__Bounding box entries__
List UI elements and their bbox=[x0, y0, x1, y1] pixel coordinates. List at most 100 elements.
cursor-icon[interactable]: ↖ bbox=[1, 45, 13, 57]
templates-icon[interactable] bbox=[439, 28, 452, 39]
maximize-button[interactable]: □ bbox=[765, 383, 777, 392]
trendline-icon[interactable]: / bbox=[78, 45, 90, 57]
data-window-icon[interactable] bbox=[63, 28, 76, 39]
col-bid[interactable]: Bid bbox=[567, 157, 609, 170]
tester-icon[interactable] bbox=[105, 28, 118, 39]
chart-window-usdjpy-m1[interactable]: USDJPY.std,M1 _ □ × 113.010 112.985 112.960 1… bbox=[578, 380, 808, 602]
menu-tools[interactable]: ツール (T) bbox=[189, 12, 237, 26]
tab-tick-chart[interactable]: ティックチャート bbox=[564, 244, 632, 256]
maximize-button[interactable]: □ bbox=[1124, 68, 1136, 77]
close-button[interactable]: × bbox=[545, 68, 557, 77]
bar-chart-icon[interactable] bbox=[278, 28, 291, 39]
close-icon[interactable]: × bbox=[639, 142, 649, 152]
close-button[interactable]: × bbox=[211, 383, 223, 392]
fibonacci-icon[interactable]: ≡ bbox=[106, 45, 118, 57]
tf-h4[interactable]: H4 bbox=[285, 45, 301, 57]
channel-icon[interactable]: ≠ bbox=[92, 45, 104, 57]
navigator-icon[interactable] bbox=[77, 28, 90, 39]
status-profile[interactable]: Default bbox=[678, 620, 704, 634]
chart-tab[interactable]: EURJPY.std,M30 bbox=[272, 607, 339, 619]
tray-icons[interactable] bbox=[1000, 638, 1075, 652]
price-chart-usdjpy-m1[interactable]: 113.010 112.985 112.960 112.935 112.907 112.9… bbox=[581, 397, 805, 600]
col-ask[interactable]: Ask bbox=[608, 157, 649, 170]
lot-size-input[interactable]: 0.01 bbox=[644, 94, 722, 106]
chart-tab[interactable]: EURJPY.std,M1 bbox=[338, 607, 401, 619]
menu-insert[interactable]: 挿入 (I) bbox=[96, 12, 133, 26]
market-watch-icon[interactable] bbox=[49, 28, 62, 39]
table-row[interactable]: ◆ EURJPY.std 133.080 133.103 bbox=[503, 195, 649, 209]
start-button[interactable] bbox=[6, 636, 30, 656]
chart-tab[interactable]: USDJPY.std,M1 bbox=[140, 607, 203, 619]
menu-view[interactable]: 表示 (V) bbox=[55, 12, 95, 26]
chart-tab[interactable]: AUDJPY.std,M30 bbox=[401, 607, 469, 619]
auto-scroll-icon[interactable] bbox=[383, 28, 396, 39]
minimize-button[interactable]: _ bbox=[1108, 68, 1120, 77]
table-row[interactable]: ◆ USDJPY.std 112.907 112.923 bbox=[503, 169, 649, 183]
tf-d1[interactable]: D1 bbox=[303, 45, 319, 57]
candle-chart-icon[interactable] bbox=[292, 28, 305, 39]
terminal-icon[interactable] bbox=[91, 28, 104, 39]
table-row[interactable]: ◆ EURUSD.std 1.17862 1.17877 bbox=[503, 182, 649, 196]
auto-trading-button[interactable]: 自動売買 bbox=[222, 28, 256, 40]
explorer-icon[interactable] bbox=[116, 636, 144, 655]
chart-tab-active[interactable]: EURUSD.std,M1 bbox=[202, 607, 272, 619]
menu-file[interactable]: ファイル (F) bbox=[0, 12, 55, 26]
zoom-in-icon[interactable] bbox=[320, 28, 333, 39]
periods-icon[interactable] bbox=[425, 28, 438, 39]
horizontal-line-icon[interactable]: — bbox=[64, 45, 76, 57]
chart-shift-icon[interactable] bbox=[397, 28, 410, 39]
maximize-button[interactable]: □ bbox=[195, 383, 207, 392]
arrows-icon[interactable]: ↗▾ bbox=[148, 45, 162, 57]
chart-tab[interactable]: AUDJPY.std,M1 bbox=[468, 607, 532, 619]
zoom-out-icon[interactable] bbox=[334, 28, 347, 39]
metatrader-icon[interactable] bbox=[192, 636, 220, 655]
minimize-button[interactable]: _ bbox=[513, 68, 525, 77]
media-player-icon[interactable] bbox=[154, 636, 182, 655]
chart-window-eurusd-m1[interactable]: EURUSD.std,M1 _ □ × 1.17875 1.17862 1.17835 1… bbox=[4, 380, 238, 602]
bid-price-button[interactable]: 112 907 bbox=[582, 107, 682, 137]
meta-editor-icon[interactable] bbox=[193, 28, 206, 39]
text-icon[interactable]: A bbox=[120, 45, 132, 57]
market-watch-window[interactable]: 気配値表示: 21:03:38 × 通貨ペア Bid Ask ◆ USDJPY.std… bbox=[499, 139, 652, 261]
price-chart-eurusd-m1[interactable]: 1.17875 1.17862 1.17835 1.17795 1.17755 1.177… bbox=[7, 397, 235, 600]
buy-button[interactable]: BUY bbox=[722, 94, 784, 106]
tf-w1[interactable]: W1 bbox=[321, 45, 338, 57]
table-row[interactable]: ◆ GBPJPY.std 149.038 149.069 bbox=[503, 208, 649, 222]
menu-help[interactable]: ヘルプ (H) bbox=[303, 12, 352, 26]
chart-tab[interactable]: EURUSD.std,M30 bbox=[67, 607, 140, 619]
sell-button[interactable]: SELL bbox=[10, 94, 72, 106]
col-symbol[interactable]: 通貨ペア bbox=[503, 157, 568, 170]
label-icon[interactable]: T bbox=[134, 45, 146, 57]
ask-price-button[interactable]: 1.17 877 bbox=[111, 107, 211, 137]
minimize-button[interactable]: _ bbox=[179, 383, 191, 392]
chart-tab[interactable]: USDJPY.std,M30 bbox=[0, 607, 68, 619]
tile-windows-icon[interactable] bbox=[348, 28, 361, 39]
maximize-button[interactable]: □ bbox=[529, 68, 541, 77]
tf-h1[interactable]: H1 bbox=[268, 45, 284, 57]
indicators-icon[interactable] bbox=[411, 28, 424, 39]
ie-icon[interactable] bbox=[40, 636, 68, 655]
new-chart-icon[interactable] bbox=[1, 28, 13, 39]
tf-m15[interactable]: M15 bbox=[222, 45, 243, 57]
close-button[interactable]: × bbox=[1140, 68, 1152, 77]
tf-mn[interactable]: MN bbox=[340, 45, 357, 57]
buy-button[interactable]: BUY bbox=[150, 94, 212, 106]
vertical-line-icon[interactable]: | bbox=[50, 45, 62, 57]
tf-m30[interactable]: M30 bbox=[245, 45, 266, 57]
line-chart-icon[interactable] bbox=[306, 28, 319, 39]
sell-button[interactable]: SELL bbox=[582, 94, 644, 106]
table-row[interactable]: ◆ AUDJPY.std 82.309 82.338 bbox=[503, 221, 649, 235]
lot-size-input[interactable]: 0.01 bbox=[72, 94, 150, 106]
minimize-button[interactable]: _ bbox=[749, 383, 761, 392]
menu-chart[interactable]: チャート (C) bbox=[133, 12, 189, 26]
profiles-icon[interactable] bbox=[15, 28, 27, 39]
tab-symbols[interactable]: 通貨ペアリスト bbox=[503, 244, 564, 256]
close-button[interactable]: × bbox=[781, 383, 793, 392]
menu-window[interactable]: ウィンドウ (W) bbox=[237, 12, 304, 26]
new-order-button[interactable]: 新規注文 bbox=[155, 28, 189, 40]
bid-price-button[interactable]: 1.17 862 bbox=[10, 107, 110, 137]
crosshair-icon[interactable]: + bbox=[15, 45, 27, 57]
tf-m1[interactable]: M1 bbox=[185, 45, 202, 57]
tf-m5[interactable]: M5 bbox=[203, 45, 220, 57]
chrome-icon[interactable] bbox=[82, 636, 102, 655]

__Given problem__
Could you retype the data, starting with its very first line and going on through the line that contains "maximize-button[interactable]: □ bbox=[765, 383, 777, 392]", with both of those lines included?

__Written answer__
List UI elements and their bbox=[x0, y0, x1, y1] pixel coordinates. List at most 100 elements.
cursor-icon[interactable]: ↖ bbox=[1, 45, 13, 57]
templates-icon[interactable] bbox=[439, 28, 452, 39]
maximize-button[interactable]: □ bbox=[765, 383, 777, 392]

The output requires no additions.